Problem statement>
Find each line in the rows below that contains the word "обязанностей", and copy those lines in full.

Materials provided>
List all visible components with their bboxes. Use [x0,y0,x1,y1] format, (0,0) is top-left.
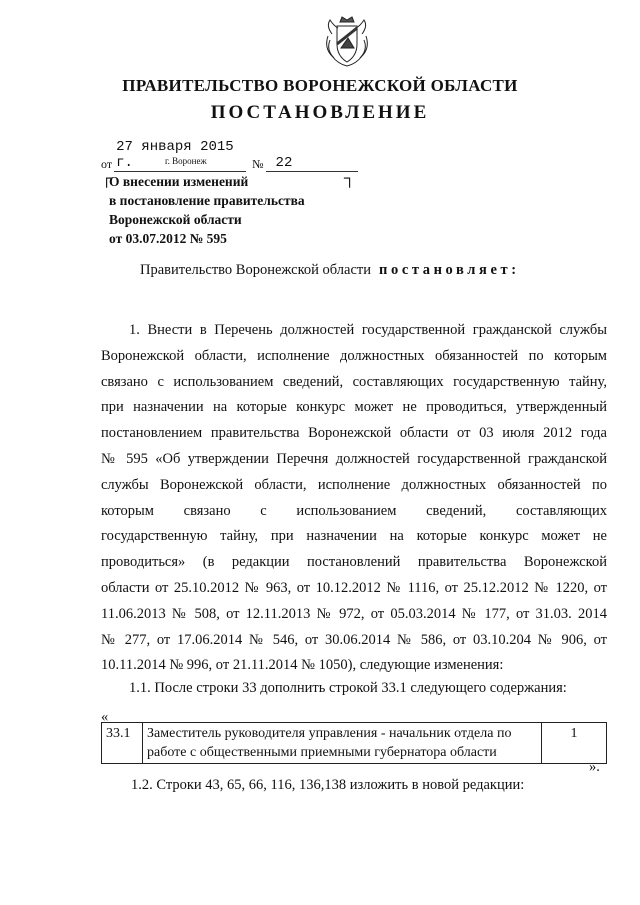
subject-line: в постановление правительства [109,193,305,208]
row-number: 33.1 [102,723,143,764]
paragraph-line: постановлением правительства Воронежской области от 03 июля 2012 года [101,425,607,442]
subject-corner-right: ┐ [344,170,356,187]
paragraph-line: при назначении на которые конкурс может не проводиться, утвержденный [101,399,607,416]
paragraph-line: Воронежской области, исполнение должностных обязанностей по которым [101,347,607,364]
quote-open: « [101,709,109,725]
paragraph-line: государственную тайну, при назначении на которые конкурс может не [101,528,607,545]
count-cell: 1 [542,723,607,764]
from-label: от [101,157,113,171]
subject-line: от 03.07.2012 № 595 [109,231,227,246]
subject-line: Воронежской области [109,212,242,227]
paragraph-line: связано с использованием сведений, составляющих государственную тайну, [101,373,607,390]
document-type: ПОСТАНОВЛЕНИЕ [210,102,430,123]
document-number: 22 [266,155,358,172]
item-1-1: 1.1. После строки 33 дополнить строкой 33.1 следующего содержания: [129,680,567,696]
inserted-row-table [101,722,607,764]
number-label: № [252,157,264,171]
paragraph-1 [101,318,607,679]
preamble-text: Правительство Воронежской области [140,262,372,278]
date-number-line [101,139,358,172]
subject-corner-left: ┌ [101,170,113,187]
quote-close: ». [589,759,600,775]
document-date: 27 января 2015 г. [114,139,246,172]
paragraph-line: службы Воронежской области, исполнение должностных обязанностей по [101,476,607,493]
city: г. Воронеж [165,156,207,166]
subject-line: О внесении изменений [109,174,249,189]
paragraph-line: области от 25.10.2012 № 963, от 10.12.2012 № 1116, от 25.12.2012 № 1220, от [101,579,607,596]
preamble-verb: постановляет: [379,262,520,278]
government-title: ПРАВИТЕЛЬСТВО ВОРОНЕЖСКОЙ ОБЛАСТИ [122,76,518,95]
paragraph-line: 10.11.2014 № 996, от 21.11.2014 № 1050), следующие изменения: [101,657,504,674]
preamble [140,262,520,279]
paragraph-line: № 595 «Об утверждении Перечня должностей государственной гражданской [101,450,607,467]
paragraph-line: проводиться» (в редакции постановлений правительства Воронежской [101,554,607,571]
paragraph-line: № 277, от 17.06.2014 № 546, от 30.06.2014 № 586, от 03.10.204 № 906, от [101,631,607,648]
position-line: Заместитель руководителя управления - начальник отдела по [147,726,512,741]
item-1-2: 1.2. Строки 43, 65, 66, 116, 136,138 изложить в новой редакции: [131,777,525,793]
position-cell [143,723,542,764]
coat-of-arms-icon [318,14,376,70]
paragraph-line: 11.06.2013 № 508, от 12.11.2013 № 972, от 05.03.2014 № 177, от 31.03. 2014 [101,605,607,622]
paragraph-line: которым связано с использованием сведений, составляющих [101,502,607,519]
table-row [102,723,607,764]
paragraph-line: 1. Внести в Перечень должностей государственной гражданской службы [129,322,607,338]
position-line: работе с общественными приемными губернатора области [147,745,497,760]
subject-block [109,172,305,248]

Output of the task>
paragraph-line: Воронежской области, исполнение должностных обязанностей по которым [101,347,607,364]
paragraph-line: службы Воронежской области, исполнение должностных обязанностей по [101,476,607,493]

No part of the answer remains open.